- [What is expected]:
Copy out each line of the material below that holds the string "HUOMAUTUS".

- [Dataset entries]:
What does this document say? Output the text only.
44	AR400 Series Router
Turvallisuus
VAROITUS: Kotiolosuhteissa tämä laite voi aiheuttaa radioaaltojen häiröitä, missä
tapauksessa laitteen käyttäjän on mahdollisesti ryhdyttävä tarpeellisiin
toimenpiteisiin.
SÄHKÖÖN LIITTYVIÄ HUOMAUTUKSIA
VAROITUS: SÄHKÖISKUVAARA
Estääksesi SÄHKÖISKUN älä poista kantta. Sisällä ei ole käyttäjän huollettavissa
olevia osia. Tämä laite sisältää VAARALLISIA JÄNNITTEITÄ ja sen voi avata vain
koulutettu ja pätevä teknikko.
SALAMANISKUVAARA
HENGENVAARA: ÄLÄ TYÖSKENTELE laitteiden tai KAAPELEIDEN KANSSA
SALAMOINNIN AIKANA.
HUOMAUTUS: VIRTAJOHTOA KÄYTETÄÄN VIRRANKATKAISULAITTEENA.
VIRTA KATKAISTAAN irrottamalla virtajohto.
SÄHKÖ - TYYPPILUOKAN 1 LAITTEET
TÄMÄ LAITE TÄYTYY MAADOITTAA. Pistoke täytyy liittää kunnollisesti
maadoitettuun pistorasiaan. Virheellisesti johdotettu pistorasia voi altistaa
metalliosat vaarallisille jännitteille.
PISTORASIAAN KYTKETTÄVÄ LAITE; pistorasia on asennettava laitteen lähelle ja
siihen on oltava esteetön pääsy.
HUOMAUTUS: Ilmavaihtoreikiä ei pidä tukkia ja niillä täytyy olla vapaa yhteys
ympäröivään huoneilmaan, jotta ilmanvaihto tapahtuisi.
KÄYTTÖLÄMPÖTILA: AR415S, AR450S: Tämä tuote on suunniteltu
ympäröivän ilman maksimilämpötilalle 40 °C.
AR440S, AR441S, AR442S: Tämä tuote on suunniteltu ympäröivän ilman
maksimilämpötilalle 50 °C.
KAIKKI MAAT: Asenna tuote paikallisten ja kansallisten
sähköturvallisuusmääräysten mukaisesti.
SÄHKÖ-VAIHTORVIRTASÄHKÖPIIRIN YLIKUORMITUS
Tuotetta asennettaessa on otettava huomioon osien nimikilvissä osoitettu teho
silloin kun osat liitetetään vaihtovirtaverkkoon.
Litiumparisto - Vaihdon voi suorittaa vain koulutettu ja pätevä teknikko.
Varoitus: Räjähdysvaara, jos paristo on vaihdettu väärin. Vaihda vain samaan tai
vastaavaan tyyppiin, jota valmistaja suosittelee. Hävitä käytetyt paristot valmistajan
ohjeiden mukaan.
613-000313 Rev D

- [Solution for this problem]:
HUOMAUTUS: VIRTAJOHTOA KÄYTETÄÄN VIRRANKATKAISULAITTEENA.
HUOMAUTUS: Ilmavaihtoreikiä ei pidä tukkia ja niillä täytyy olla vapaa yhteys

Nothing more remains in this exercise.